=== What needs to be done ===
Return the lines where the word "APPLE" occurs.

=== Extracted data ===
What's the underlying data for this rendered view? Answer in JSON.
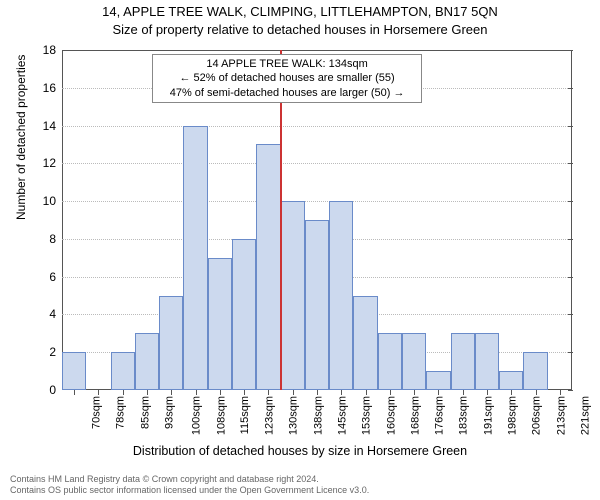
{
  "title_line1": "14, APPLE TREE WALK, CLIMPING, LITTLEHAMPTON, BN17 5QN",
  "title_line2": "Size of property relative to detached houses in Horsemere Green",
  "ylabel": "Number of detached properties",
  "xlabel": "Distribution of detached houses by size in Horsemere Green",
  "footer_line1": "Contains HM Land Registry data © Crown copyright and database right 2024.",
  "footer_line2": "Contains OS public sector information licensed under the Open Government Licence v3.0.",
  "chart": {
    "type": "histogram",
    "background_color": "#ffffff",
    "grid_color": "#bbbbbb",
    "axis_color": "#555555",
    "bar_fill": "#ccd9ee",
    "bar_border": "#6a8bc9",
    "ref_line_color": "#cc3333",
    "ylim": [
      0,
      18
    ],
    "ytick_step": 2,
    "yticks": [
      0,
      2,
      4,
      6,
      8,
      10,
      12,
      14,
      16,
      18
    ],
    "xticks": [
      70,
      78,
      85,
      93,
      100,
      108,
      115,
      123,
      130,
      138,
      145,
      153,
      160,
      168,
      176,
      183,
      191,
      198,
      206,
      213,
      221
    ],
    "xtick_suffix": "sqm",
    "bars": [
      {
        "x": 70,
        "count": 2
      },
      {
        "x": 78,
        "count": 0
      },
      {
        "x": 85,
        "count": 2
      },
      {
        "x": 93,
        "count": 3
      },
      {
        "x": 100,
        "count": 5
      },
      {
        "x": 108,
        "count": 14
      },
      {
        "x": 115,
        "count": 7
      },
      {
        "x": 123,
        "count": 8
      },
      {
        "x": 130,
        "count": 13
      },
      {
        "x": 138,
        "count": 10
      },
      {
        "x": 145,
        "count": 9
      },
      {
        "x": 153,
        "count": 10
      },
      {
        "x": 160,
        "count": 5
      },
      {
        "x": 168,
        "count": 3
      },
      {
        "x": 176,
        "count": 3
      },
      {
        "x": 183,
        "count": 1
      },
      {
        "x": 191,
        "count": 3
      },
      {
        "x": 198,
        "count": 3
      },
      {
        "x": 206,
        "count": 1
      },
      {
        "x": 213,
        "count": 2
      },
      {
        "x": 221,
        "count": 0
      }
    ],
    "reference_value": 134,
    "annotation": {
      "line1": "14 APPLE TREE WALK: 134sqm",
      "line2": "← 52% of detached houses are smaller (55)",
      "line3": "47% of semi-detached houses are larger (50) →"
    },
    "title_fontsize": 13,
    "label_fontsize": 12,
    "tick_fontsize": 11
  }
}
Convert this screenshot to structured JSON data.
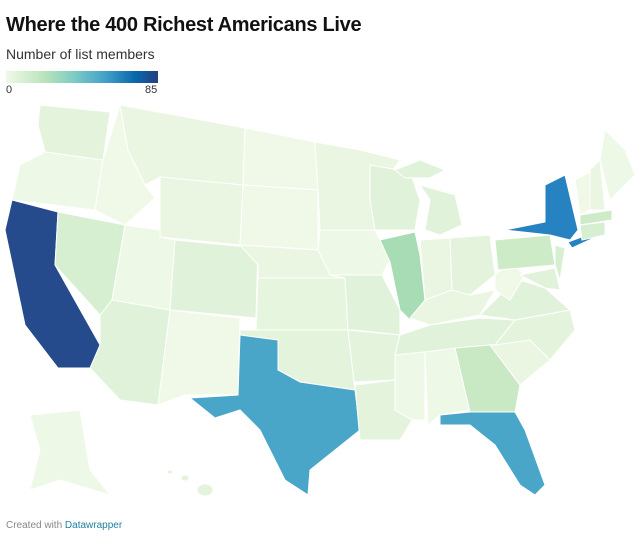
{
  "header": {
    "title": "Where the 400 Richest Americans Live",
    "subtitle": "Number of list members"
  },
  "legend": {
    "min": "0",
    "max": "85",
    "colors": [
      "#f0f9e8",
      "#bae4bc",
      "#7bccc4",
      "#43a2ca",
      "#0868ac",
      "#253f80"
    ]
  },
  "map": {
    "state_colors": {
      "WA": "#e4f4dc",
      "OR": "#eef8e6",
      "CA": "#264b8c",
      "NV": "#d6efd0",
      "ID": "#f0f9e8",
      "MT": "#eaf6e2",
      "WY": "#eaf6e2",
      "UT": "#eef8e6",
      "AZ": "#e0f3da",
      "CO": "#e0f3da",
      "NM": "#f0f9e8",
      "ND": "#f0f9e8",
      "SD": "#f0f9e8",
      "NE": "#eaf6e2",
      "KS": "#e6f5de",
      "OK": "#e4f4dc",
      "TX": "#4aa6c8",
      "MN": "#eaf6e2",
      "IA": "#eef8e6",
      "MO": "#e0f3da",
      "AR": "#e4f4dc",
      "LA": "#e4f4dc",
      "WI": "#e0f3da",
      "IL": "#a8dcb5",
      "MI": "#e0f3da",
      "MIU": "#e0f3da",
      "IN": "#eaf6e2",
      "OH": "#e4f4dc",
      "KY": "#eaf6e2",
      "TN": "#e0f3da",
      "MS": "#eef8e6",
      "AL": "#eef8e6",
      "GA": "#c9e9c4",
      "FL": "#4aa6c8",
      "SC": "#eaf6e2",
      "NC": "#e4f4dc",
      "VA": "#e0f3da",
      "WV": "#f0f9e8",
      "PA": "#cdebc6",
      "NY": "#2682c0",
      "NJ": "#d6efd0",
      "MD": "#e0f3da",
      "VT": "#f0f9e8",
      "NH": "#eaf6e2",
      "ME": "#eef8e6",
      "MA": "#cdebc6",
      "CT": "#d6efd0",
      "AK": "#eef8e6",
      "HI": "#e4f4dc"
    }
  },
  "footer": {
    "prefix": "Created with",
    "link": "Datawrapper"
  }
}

=== Written solution ===
  "title_line1": "14, APPLE TREE WALK, CLIMPING, LITTLEHAMPTON, BN17 5QN",
      "line1": "14 APPLE TREE WALK: 134sqm",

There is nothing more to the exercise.